Figure record listings:
┄┄┄┄┄┄┄┄┄┄
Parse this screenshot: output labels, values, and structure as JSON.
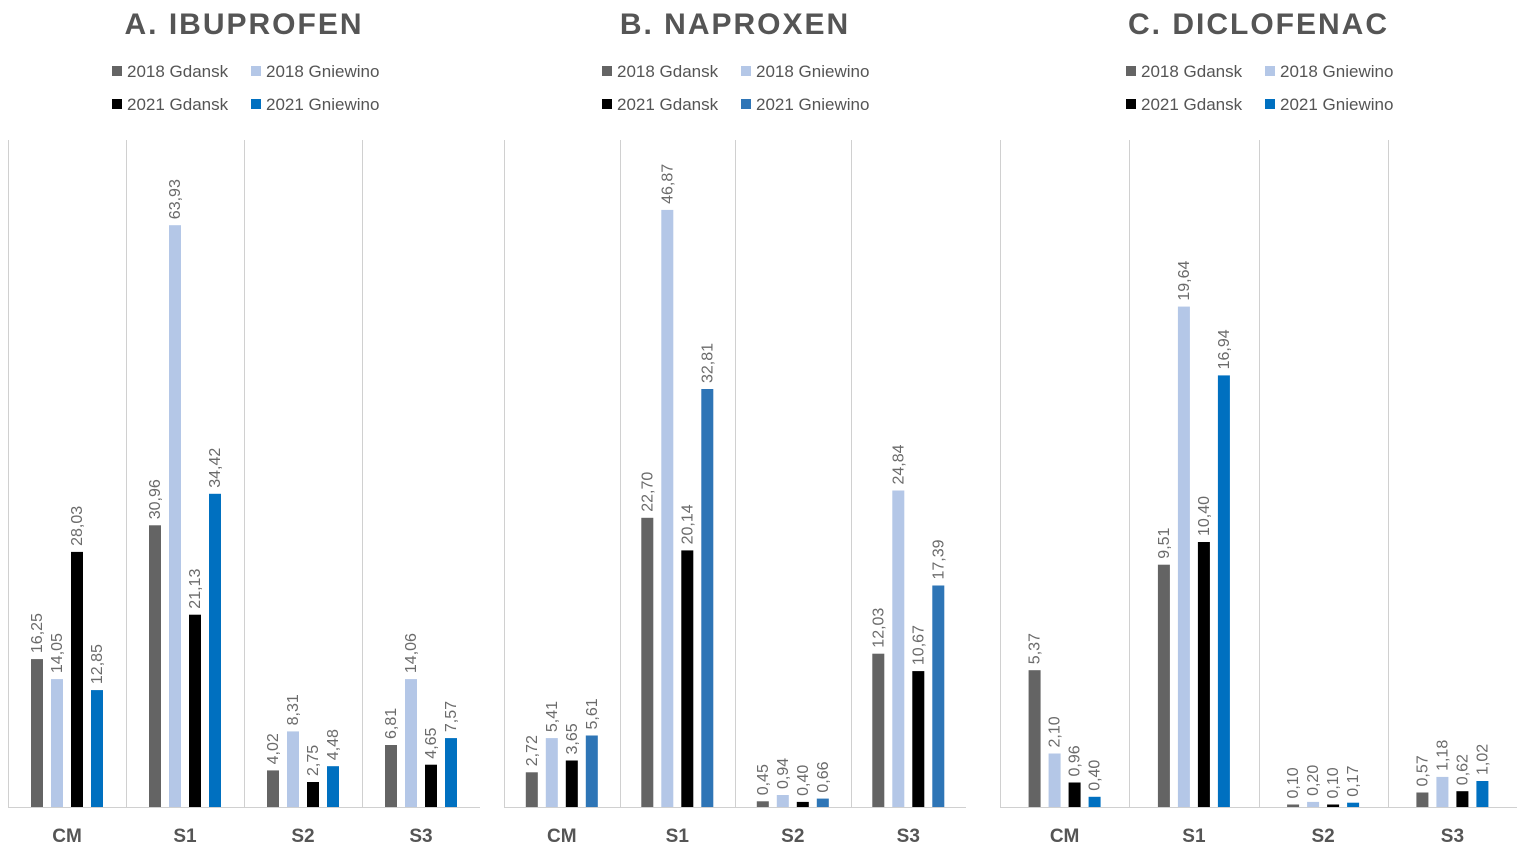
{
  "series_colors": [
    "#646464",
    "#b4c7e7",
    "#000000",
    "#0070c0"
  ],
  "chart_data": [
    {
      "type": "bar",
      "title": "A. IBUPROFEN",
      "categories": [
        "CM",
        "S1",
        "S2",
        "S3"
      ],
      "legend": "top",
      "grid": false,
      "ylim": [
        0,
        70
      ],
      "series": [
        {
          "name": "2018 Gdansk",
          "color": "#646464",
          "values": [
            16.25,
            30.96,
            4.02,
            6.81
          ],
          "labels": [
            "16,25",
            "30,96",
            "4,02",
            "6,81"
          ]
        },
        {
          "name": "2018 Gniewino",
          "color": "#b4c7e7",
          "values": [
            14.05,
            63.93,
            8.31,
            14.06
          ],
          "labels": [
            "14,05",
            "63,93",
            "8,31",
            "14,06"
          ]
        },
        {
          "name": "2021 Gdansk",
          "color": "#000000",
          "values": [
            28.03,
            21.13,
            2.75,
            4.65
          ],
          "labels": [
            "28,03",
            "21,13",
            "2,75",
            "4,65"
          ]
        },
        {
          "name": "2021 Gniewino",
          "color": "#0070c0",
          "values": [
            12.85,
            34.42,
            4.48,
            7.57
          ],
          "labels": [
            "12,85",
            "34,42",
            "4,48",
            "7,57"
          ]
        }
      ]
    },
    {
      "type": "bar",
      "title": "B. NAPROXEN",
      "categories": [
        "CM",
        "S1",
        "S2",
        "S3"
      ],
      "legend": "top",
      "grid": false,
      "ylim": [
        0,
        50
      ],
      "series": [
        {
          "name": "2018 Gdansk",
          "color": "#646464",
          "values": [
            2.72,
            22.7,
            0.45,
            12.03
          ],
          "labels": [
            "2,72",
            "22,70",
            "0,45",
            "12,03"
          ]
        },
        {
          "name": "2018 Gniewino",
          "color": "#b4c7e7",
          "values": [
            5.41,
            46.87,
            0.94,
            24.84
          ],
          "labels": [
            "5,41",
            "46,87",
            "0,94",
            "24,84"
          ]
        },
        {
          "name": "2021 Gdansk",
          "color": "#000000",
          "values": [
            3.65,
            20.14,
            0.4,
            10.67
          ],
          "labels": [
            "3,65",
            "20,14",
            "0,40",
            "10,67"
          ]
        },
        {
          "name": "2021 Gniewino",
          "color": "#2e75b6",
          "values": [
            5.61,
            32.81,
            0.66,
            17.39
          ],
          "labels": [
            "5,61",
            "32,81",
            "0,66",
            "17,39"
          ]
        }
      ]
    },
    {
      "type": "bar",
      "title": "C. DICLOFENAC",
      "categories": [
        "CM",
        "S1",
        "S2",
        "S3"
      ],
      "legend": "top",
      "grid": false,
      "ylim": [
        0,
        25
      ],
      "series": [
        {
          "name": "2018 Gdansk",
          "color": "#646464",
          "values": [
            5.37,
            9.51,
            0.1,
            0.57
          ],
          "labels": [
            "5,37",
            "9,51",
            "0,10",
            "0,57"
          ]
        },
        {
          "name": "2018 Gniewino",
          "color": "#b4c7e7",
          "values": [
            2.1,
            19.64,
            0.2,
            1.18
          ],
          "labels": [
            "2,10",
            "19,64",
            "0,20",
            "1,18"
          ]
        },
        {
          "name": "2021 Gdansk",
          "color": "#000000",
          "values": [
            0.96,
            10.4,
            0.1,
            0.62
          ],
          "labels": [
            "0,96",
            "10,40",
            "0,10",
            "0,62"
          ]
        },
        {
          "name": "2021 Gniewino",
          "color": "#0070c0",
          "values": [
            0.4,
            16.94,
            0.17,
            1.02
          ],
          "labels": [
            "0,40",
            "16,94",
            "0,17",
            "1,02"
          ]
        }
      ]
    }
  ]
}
┄┄┄┄┄┄┄┄┄┄
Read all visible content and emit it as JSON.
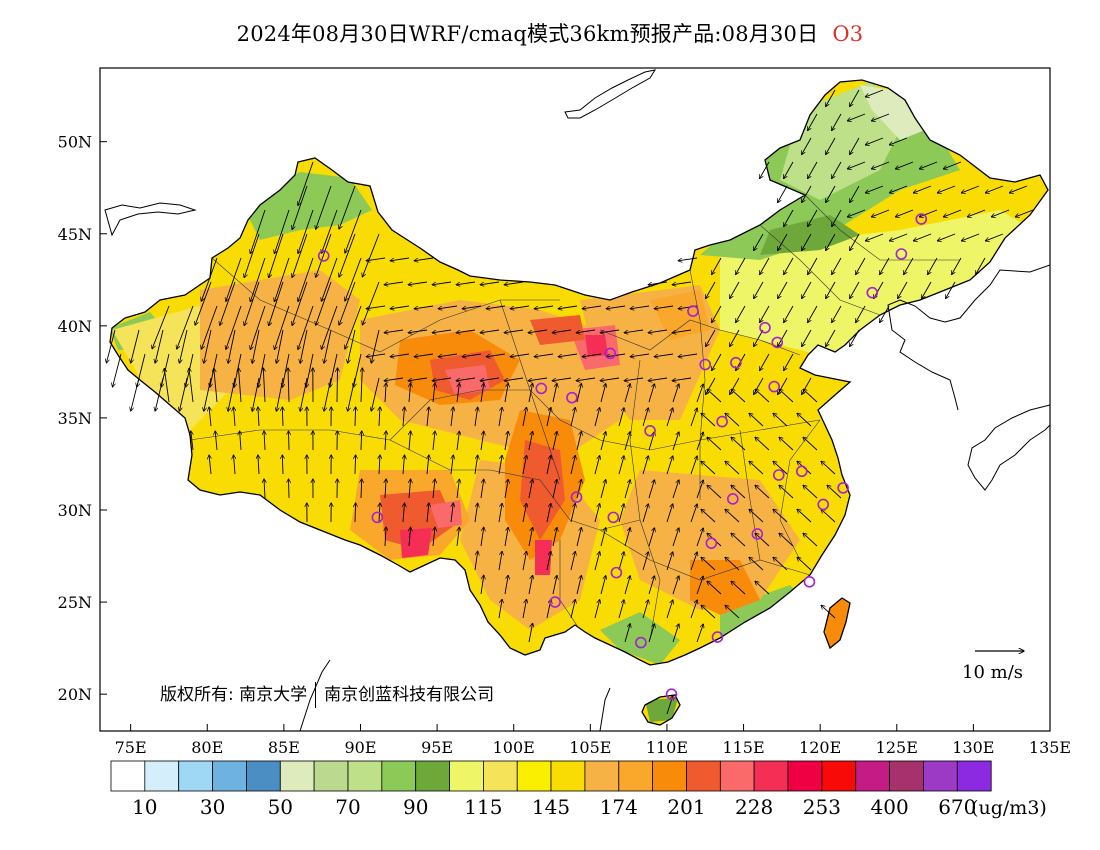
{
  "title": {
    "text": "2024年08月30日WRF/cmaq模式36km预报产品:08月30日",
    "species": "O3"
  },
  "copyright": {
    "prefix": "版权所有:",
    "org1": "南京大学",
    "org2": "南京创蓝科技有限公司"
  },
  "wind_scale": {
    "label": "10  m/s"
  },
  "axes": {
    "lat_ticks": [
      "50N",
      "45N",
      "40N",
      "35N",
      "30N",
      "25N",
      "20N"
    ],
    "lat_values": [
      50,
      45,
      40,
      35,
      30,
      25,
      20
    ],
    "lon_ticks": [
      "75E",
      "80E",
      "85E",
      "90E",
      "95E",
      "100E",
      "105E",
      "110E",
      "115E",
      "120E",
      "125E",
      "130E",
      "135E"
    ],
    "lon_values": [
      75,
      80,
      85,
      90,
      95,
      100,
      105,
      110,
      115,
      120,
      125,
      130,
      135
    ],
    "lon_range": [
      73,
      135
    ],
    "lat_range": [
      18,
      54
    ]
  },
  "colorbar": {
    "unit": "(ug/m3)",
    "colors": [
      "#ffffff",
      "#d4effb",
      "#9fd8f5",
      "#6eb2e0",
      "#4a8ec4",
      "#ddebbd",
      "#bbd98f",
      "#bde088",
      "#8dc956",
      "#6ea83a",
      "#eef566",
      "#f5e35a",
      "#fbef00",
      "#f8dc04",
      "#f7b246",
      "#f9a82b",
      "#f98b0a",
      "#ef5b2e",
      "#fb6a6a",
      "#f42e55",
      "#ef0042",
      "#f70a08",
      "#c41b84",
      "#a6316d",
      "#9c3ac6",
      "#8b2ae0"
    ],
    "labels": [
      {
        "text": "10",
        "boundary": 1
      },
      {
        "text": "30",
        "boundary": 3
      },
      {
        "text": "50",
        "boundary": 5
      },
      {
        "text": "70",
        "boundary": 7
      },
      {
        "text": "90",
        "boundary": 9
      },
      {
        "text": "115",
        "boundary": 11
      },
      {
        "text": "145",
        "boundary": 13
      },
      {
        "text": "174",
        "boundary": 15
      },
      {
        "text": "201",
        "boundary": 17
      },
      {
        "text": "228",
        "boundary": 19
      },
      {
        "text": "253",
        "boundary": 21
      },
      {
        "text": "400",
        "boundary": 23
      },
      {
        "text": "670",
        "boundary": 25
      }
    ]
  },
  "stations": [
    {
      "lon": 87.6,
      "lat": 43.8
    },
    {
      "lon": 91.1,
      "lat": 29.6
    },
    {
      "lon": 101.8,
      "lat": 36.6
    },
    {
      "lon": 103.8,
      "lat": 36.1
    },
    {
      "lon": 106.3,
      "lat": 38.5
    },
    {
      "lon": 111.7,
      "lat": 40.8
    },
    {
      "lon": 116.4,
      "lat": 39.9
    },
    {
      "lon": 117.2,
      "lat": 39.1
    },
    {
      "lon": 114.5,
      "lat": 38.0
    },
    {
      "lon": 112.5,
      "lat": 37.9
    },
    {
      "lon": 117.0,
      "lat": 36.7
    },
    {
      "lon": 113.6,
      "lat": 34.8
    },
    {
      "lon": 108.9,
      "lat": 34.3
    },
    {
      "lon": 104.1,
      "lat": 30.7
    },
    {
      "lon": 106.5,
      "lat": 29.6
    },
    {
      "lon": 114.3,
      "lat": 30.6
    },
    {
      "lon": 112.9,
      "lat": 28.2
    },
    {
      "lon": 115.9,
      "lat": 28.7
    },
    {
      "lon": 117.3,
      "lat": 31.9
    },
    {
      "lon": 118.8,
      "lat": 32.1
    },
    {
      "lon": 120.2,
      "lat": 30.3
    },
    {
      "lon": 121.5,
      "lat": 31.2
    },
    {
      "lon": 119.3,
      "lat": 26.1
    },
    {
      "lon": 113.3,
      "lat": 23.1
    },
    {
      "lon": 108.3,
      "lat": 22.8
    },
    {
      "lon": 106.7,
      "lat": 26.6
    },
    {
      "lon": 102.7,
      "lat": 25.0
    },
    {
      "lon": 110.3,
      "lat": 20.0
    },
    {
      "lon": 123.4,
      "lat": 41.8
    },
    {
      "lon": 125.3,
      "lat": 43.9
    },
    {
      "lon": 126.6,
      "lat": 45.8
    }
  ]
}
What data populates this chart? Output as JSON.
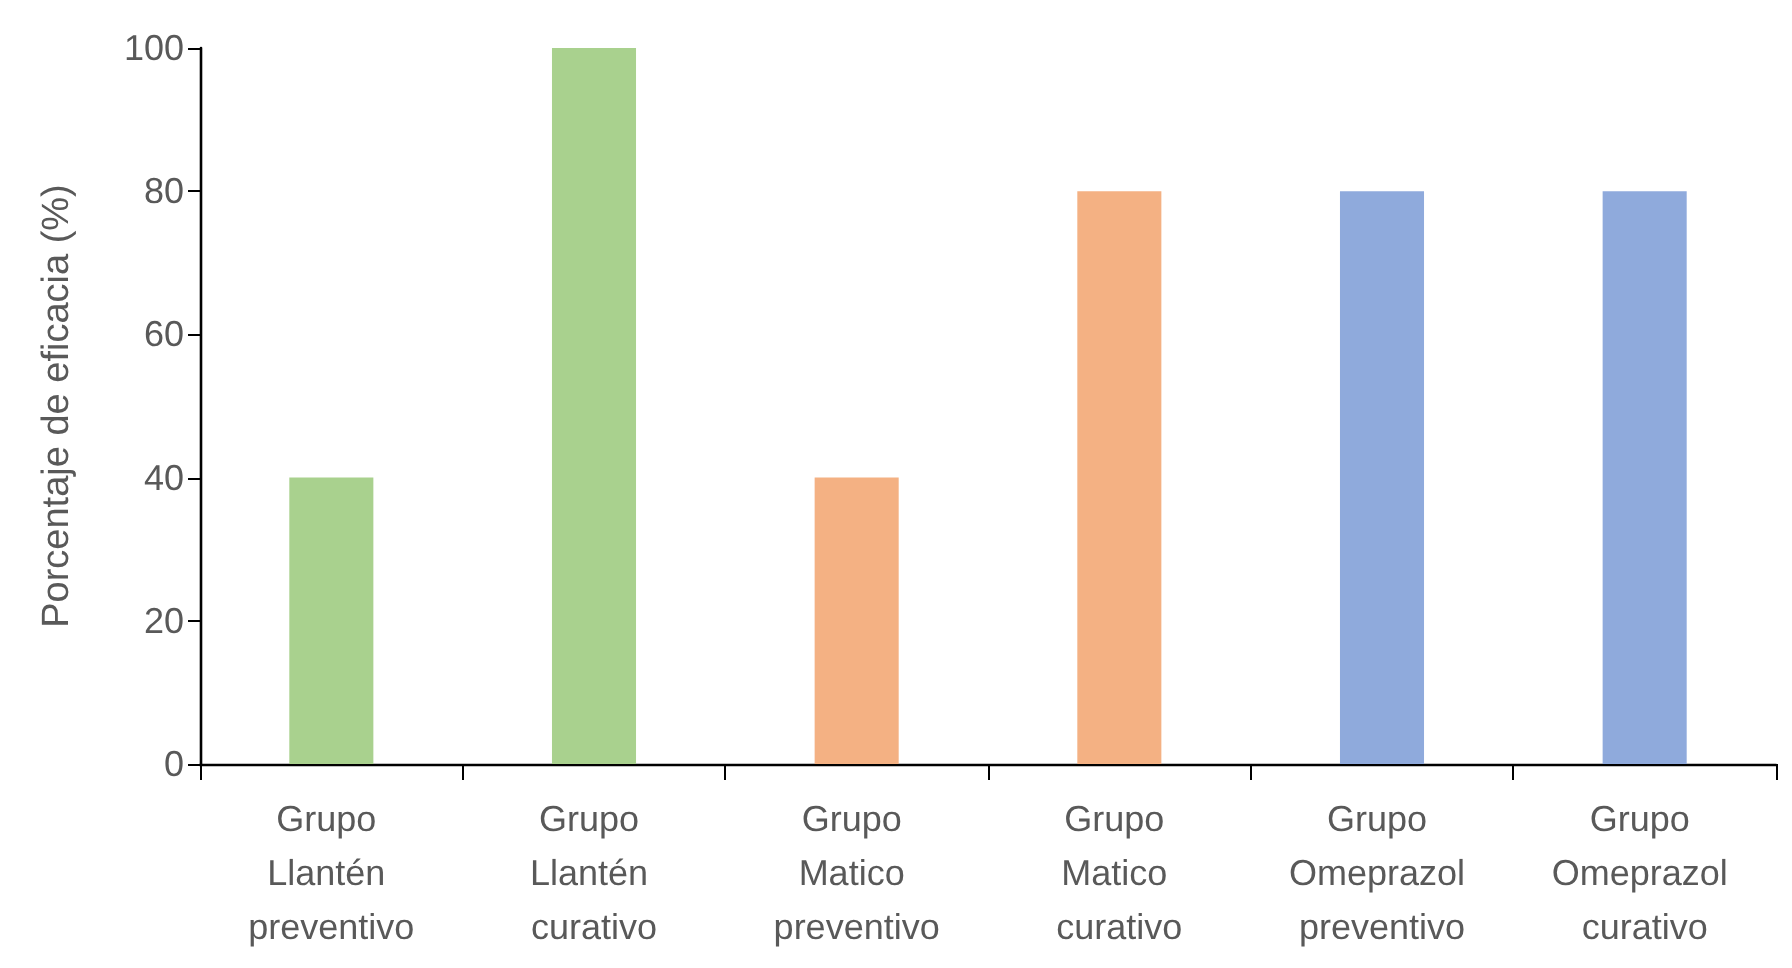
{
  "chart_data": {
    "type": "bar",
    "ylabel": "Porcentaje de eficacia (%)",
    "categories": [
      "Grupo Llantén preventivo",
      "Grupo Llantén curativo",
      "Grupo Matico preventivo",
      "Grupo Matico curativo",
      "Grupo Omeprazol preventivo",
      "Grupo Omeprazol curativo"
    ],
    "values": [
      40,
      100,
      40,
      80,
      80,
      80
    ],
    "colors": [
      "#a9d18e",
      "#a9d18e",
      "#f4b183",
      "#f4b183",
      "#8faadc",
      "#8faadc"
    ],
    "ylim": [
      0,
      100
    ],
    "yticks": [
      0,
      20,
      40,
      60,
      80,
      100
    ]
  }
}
┄┄┄┄┄┄┄┄┄┄
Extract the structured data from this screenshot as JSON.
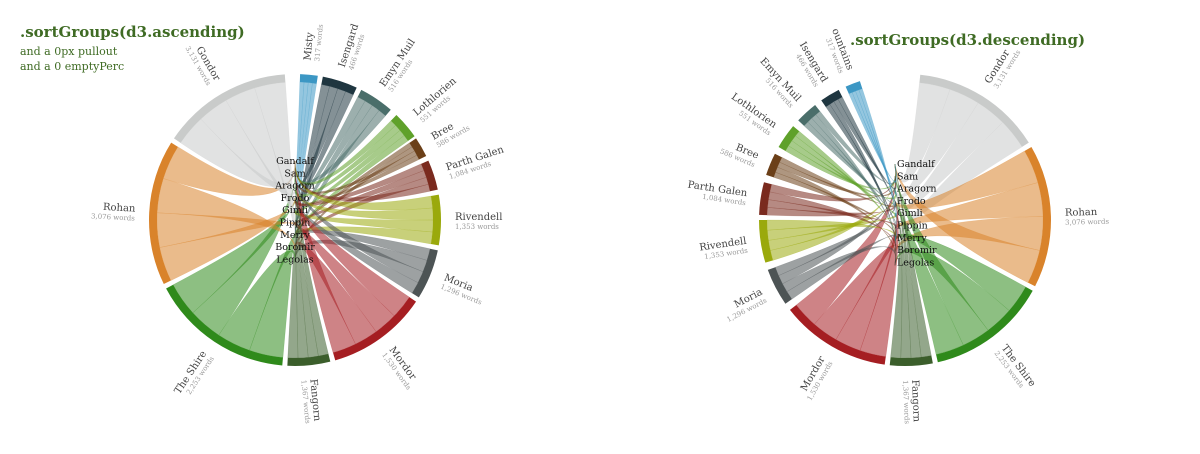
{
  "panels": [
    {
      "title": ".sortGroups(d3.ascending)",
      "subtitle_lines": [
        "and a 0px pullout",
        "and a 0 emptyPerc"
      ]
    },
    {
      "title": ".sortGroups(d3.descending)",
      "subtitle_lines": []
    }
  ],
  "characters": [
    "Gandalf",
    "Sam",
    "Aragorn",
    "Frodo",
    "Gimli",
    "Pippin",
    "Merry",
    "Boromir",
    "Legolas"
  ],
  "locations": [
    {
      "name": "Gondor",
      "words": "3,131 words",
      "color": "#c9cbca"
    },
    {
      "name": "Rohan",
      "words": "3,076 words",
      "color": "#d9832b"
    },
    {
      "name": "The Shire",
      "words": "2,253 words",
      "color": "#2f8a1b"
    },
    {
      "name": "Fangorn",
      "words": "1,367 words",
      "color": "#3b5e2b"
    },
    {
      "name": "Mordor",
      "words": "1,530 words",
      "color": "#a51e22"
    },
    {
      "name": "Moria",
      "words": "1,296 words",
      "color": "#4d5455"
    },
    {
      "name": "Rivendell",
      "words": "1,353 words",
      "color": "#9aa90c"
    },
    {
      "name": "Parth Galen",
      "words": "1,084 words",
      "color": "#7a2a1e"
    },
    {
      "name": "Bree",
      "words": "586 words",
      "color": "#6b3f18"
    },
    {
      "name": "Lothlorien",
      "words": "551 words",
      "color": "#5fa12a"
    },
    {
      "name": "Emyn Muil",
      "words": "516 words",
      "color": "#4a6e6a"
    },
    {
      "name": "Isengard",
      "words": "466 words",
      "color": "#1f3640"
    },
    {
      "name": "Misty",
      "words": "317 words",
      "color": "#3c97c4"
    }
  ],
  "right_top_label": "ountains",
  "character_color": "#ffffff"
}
┄┄┄┄┄┄┄┄┄┄
_WHAT THIS TASK INVOLVES_.
Report each line in the preceding entries that holds the string "screenshot".

_TASK SOLUTION_.
Parse this screenshot: output labels, values, and structure as JSON.
Extract the structured data from this screenshot as JSON.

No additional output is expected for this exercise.